What you should do
Read the material below and tally how many lines hold the word "Defect", giving the number and nothing else.

......

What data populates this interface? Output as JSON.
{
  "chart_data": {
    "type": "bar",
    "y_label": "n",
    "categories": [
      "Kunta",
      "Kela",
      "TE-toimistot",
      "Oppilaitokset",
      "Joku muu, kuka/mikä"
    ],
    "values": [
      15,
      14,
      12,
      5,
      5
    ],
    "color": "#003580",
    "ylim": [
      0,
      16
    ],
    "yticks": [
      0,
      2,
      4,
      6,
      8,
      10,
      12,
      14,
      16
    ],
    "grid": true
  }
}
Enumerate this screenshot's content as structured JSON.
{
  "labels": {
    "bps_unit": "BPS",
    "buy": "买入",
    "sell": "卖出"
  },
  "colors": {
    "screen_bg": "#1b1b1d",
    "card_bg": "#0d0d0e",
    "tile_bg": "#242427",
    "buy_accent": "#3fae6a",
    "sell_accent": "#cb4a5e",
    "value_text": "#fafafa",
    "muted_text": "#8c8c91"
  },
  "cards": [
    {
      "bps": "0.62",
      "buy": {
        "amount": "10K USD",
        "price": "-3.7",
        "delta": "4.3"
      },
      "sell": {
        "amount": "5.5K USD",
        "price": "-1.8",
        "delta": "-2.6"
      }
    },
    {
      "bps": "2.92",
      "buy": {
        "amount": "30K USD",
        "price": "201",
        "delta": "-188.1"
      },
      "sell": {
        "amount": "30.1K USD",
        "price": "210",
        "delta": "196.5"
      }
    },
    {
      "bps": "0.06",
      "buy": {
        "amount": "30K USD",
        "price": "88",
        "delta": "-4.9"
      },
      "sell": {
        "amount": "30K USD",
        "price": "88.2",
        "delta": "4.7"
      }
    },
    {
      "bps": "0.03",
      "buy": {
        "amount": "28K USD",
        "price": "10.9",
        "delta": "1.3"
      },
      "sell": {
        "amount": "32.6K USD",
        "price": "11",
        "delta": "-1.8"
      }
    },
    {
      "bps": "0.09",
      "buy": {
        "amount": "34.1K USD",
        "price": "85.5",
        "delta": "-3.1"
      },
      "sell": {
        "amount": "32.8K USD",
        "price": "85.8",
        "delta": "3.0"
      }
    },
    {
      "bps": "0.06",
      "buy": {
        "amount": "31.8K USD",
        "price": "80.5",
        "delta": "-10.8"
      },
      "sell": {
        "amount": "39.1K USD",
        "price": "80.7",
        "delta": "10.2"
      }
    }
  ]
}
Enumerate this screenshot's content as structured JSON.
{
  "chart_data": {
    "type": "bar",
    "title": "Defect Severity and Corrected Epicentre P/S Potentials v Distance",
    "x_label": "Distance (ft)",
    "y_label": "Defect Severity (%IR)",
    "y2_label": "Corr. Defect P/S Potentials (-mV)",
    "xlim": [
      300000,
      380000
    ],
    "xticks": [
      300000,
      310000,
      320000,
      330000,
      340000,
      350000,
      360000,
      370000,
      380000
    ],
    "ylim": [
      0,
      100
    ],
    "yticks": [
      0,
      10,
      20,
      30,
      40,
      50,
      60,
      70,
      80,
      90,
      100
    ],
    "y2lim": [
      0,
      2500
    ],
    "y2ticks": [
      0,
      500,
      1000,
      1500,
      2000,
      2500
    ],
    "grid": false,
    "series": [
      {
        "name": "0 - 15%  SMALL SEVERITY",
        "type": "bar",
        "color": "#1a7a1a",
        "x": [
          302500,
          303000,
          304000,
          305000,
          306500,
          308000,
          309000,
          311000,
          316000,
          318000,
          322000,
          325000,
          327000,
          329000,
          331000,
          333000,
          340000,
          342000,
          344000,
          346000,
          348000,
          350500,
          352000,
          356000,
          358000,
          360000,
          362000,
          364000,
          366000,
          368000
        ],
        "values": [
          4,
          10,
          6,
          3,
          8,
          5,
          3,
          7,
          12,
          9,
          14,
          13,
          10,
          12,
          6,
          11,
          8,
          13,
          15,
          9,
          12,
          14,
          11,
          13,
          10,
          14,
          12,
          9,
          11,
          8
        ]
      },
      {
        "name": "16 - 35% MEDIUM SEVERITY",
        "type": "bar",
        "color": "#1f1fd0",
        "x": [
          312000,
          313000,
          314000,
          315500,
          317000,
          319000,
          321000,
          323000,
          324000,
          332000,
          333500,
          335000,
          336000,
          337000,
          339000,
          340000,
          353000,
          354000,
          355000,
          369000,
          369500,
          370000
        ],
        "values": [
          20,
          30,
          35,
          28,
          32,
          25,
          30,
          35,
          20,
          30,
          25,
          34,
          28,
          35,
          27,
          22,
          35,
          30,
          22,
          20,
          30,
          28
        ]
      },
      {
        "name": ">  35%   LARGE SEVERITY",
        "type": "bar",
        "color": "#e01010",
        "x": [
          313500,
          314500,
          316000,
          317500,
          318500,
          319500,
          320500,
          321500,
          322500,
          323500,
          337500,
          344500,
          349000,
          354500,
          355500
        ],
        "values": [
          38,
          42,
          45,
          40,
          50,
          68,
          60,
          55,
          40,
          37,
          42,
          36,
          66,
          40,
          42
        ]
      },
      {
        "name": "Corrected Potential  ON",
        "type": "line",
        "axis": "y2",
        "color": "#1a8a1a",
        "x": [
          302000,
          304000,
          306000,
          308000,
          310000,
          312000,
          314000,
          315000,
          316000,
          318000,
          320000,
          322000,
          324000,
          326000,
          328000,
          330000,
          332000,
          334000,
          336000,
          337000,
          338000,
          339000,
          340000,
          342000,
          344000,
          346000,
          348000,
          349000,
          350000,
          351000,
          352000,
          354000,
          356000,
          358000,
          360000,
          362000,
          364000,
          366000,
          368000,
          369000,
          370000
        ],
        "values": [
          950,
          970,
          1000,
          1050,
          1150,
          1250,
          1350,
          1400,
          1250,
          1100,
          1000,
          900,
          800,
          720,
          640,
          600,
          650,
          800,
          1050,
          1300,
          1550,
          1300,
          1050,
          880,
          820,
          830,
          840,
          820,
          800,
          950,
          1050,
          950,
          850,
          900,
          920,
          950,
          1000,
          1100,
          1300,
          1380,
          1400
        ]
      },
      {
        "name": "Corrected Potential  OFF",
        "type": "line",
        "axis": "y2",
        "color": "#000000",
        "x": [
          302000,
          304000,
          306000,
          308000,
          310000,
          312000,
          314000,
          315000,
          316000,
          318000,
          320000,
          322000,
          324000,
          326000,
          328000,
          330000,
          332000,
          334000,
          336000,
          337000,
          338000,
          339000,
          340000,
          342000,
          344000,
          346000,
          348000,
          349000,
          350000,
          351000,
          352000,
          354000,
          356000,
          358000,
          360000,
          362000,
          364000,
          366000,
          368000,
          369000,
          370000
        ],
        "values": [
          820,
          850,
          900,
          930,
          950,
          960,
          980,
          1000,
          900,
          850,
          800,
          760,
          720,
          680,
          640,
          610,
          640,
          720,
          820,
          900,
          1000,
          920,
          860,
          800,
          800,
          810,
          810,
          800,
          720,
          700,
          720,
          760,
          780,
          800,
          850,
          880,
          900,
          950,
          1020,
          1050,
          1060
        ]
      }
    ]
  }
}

......

The result
3